Saved data entries
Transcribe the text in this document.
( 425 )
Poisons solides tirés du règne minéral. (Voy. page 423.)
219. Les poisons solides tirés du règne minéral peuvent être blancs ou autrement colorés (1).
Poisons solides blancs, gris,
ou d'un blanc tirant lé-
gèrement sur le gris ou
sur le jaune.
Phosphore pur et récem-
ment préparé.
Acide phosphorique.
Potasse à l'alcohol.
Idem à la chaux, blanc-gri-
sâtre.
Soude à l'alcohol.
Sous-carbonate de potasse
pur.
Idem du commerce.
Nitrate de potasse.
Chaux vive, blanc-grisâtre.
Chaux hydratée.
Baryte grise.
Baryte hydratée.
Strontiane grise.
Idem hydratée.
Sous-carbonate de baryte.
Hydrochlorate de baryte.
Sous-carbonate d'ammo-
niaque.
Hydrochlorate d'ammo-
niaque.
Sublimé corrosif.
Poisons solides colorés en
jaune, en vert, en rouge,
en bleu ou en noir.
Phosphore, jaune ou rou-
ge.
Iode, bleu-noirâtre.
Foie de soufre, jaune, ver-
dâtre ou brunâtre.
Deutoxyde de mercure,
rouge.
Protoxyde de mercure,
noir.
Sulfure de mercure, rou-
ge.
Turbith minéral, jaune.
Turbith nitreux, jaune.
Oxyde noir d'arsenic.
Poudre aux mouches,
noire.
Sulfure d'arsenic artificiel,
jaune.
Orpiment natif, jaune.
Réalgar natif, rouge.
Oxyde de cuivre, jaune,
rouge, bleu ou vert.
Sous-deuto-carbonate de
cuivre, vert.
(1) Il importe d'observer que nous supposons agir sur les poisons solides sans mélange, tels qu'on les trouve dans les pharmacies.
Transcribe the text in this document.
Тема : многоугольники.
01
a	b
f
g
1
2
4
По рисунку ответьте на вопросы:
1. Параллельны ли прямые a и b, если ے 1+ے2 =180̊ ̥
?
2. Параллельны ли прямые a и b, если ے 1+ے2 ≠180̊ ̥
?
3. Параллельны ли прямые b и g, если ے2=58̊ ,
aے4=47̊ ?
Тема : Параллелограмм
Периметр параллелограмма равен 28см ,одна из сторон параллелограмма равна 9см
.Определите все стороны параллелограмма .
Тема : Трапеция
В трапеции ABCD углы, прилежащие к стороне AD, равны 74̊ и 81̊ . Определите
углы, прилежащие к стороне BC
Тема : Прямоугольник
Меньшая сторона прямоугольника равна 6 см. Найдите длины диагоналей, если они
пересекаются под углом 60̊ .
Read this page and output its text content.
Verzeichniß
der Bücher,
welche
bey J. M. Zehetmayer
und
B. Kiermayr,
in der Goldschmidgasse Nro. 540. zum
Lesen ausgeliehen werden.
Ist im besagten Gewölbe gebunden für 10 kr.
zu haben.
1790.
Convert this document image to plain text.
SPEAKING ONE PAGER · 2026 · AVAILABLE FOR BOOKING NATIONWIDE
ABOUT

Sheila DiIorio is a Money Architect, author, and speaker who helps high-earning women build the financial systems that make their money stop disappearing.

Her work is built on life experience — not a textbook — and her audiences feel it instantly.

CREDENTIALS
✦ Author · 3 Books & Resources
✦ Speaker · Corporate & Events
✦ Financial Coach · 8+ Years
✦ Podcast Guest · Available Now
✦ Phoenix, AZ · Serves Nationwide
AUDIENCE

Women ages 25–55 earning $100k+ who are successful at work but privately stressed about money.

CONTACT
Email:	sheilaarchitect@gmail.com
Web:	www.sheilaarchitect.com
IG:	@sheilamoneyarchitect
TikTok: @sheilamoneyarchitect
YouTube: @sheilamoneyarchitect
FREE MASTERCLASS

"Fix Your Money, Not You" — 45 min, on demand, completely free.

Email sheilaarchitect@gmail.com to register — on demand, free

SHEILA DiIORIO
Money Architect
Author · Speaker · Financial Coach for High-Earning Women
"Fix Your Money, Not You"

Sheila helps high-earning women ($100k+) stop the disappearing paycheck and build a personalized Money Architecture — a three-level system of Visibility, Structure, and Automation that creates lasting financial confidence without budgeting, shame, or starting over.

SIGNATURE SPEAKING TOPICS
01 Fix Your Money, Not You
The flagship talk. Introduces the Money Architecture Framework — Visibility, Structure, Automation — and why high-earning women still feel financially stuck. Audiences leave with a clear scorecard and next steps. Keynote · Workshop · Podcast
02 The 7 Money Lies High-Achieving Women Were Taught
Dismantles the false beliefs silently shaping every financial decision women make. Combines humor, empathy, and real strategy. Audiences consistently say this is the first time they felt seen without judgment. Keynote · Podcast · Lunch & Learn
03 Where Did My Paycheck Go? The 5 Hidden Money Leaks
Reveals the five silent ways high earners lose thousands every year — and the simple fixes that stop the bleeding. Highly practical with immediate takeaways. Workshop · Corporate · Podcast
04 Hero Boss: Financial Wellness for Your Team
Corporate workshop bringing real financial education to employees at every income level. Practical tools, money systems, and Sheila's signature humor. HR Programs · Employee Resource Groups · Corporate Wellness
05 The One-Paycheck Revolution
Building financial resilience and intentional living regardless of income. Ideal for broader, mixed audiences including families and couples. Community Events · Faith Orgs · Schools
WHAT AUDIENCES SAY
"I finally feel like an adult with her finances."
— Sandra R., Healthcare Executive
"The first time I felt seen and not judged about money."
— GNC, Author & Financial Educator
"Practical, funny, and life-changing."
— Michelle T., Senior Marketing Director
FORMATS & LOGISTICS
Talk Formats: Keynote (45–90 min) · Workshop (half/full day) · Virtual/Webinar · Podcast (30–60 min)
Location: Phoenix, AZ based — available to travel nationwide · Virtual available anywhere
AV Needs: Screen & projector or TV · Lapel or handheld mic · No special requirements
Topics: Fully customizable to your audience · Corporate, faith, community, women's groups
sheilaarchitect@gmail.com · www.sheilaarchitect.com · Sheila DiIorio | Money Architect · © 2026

Objective:
Retype the records that precede this task, keeping them exactly the same.

Solution to this problem:
Transcribe the text in this document.
( 425 )
Poisons solides tirés du règne minéral. (Voy. page 423.)
219. Les poisons solides tirés du règne minéral peuvent être blancs ou autrement colorés (1).
Poisons solides blancs, gris,
ou d'un blanc tirant lé-
gèrement sur le gris ou
sur le jaune.
Phosphore pur et récem-
ment préparé.
Acide phosphorique.
Potasse à l'alcohol.
Idem à la chaux, blanc-gri-
sâtre.
Soude à l'alcohol.
Sous-carbonate de potasse
pur.
Idem du commerce.
Nitrate de potasse.
Chaux vive, blanc-grisâtre.
Chaux hydratée.
Baryte grise.
Baryte hydratée.
Strontiane grise.
Idem hydratée.
Sous-carbonate de baryte.
Hydrochlorate de baryte.
Sous-carbonate d'ammo-
niaque.
Hydrochlorate d'ammo-
niaque.
Sublimé corrosif.
Poisons solides colorés en
jaune, en vert, en rouge,
en bleu ou en noir.
Phosphore, jaune ou rou-
ge.
Iode, bleu-noirâtre.
Foie de soufre, jaune, ver-
dâtre ou brunâtre.
Deutoxyde de mercure,
rouge.
Protoxyde de mercure,
noir.
Sulfure de mercure, rou-
ge.
Turbith minéral, jaune.
Turbith nitreux, jaune.
Oxyde noir d'arsenic.
Poudre aux mouches,
noire.
Sulfure d'arsenic artificiel,
jaune.
Orpiment natif, jaune.
Réalgar natif, rouge.
Oxyde de cuivre, jaune,
rouge, bleu ou vert.
Sous-deuto-carbonate de
cuivre, vert.
(1) Il importe d'observer que nous supposons agir sur les poisons solides sans mélange, tels qu'on les trouve dans les pharmacies.
Transcribe the text in this document.
Тема : многоугольники.
01
a	b
f
g
1
2
4
По рисунку ответьте на вопросы:
1. Параллельны ли прямые a и b, если ے 1+ے2 =180̊ ̥
?
2. Параллельны ли прямые a и b, если ے 1+ے2 ≠180̊ ̥
?
3. Параллельны ли прямые b и g, если ے2=58̊ ,
aے4=47̊ ?
Тема : Параллелограмм
Периметр параллелограмма равен 28см ,одна из сторон параллелограмма равна 9см
.Определите все стороны параллелограмма .
Тема : Трапеция
В трапеции ABCD углы, прилежащие к стороне AD, равны 74̊ и 81̊ . Определите
углы, прилежащие к стороне BC
Тема : Прямоугольник
Меньшая сторона прямоугольника равна 6 см. Найдите длины диагоналей, если они
пересекаются под углом 60̊ .
Read this page and output its text content.
Verzeichniß
der Bücher,
welche
bey J. M. Zehetmayer
und
B. Kiermayr,
in der Goldschmidgasse Nro. 540. zum
Lesen ausgeliehen werden.
Ist im besagten Gewölbe gebunden für 10 kr.
zu haben.
1790.
Convert this document image to plain text.
SPEAKING ONE PAGER · 2026 · AVAILABLE FOR BOOKING NATIONWIDE
ABOUT

Sheila DiIorio is a Money Architect, author, and speaker who helps high-earning women build the financial systems that make their money stop disappearing.

Her work is built on life experience — not a textbook — and her audiences feel it instantly.

CREDENTIALS
✦ Author · 3 Books & Resources
✦ Speaker · Corporate & Events
✦ Financial Coach · 8+ Years
✦ Podcast Guest · Available Now
✦ Phoenix, AZ · Serves Nationwide
AUDIENCE

Women ages 25–55 earning $100k+ who are successful at work but privately stressed about money.

CONTACT
Email:	sheilaarchitect@gmail.com
Web:	www.sheilaarchitect.com
IG:	@sheilamoneyarchitect
TikTok: @sheilamoneyarchitect
YouTube: @sheilamoneyarchitect
FREE MASTERCLASS

"Fix Your Money, Not You" — 45 min, on demand, completely free.

Email sheilaarchitect@gmail.com to register — on demand, free

SHEILA DiIORIO
Money Architect
Author · Speaker · Financial Coach for High-Earning Women
"Fix Your Money, Not You"

Sheila helps high-earning women ($100k+) stop the disappearing paycheck and build a personalized Money Architecture — a three-level system of Visibility, Structure, and Automation that creates lasting financial confidence without budgeting, shame, or starting over.

SIGNATURE SPEAKING TOPICS
01 Fix Your Money, Not You
The flagship talk. Introduces the Money Architecture Framework — Visibility, Structure, Automation — and why high-earning women still feel financially stuck. Audiences leave with a clear scorecard and next steps. Keynote · Workshop · Podcast
02 The 7 Money Lies High-Achieving Women Were Taught
Dismantles the false beliefs silently shaping every financial decision women make. Combines humor, empathy, and real strategy. Audiences consistently say this is the first time they felt seen without judgment. Keynote · Podcast · Lunch & Learn
03 Where Did My Paycheck Go? The 5 Hidden Money Leaks
Reveals the five silent ways high earners lose thousands every year — and the simple fixes that stop the bleeding. Highly practical with immediate takeaways. Workshop · Corporate · Podcast
04 Hero Boss: Financial Wellness for Your Team
Corporate workshop bringing real financial education to employees at every income level. Practical tools, money systems, and Sheila's signature humor. HR Programs · Employee Resource Groups · Corporate Wellness
05 The One-Paycheck Revolution
Building financial resilience and intentional living regardless of income. Ideal for broader, mixed audiences including families and couples. Community Events · Faith Orgs · Schools
WHAT AUDIENCES SAY
"I finally feel like an adult with her finances."
— Sandra R., Healthcare Executive
"The first time I felt seen and not judged about money."
— GNC, Author & Financial Educator
"Practical, funny, and life-changing."
— Michelle T., Senior Marketing Director
FORMATS & LOGISTICS
Talk Formats: Keynote (45–90 min) · Workshop (half/full day) · Virtual/Webinar · Podcast (30–60 min)
Location: Phoenix, AZ based — available to travel nationwide · Virtual available anywhere
AV Needs: Screen & projector or TV · Lapel or handheld mic · No special requirements
Topics: Fully customizable to your audience · Corporate, faith, community, women's groups
sheilaarchitect@gmail.com · www.sheilaarchitect.com · Sheila DiIorio | Money Architect · © 2026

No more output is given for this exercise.